● WHAT THIS TASK INVOLVES:
The listing below should be written out exactly; please include all of it.

● Figure record listings:

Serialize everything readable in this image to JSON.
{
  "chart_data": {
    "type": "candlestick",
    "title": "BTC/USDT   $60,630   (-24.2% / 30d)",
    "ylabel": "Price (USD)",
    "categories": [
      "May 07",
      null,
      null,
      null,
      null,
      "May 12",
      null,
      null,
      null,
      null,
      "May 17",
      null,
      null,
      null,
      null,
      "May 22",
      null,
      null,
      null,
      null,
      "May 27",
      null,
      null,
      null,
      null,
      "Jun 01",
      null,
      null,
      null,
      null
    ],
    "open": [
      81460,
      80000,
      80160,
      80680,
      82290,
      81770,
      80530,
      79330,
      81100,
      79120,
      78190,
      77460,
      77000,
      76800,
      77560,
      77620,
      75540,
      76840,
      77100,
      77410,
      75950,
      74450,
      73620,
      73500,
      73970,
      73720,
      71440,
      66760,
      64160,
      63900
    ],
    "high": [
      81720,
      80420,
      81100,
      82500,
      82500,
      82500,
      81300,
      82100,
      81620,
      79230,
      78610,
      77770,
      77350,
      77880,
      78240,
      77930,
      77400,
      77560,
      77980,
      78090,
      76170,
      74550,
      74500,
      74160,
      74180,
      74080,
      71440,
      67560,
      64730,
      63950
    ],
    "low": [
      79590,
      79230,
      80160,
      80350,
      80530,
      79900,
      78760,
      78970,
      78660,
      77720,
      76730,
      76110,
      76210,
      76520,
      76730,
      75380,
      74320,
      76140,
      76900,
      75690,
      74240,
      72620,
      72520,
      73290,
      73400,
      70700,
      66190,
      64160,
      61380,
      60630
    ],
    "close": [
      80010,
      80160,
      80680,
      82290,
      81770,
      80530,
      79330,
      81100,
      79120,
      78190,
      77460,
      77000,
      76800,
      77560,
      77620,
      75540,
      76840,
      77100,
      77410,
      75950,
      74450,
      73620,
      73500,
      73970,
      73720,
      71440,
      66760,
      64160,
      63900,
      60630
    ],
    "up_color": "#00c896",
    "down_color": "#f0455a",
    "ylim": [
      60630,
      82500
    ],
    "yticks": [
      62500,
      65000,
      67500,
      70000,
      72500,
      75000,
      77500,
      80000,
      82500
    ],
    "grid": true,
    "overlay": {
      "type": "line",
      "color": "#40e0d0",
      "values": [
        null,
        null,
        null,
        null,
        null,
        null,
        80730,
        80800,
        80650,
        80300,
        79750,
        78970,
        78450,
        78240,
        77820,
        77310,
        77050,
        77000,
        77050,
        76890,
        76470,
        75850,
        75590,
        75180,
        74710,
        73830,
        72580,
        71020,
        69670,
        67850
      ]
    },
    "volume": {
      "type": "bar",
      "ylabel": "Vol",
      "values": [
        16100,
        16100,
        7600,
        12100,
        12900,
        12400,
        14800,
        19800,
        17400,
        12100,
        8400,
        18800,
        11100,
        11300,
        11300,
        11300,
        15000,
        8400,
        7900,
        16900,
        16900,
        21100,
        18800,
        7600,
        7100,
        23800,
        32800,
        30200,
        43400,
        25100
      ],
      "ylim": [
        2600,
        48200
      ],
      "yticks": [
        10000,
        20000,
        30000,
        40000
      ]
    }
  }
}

● RESULT OF THE TASK:
Serialize everything readable in this image to JSON.
{
  "chart_data": {
    "type": "candlestick",
    "title": "BTC/USDT   $60,630   (-24.2% / 30d)",
    "ylabel": "Price (USD)",
    "categories": [
      "May 07",
      null,
      null,
      null,
      null,
      "May 12",
      null,
      null,
      null,
      null,
      "May 17",
      null,
      null,
      null,
      null,
      "May 22",
      null,
      null,
      null,
      null,
      "May 27",
      null,
      null,
      null,
      null,
      "Jun 01",
      null,
      null,
      null,
      null
    ],
    "open": [
      81460,
      80000,
      80160,
      80680,
      82290,
      81770,
      80530,
      79330,
      81100,
      79120,
      78190,
      77460,
      77000,
      76800,
      77560,
      77620,
      75540,
      76840,
      77100,
      77410,
      75950,
      74450,
      73620,
      73500,
      73970,
      73720,
      71440,
      66760,
      64160,
      63900
    ],
    "high": [
      81720,
      80420,
      81100,
      82500,
      82500,
      82500,
      81300,
      82100,
      81620,
      79230,
      78610,
      77770,
      77350,
      77880,
      78240,
      77930,
      77400,
      77560,
      77980,
      78090,
      76170,
      74550,
      74500,
      74160,
      74180,
      74080,
      71440,
      67560,
      64730,
      63950
    ],
    "low": [
      79590,
      79230,
      80160,
      80350,
      80530,
      79900,
      78760,
      78970,
      78660,
      77720,
      76730,
      76110,
      76210,
      76520,
      76730,
      75380,
      74320,
      76140,
      76900,
      75690,
      74240,
      72620,
      72520,
      73290,
      73400,
      70700,
      66190,
      64160,
      61380,
      60630
    ],
    "close": [
      80010,
      80160,
      80680,
      82290,
      81770,
      80530,
      79330,
      81100,
      79120,
      78190,
      77460,
      77000,
      76800,
      77560,
      77620,
      75540,
      76840,
      77100,
      77410,
      75950,
      74450,
      73620,
      73500,
      73970,
      73720,
      71440,
      66760,
      64160,
      63900,
      60630
    ],
    "up_color": "#00c896",
    "down_color": "#f0455a",
    "ylim": [
      60630,
      82500
    ],
    "yticks": [
      62500,
      65000,
      67500,
      70000,
      72500,
      75000,
      77500,
      80000,
      82500
    ],
    "grid": true,
    "overlay": {
      "type": "line",
      "color": "#40e0d0",
      "values": [
        null,
        null,
        null,
        null,
        null,
        null,
        80730,
        80800,
        80650,
        80300,
        79750,
        78970,
        78450,
        78240,
        77820,
        77310,
        77050,
        77000,
        77050,
        76890,
        76470,
        75850,
        75590,
        75180,
        74710,
        73830,
        72580,
        71020,
        69670,
        67850
      ]
    },
    "volume": {
      "type": "bar",
      "ylabel": "Vol",
      "values": [
        16100,
        16100,
        7600,
        12100,
        12900,
        12400,
        14800,
        19800,
        17400,
        12100,
        8400,
        18800,
        11100,
        11300,
        11300,
        11300,
        15000,
        8400,
        7900,
        16900,
        16900,
        21100,
        18800,
        7600,
        7100,
        23800,
        32800,
        30200,
        43400,
        25100
      ],
      "ylim": [
        2600,
        48200
      ],
      "yticks": [
        10000,
        20000,
        30000,
        40000
      ]
    }
  }
}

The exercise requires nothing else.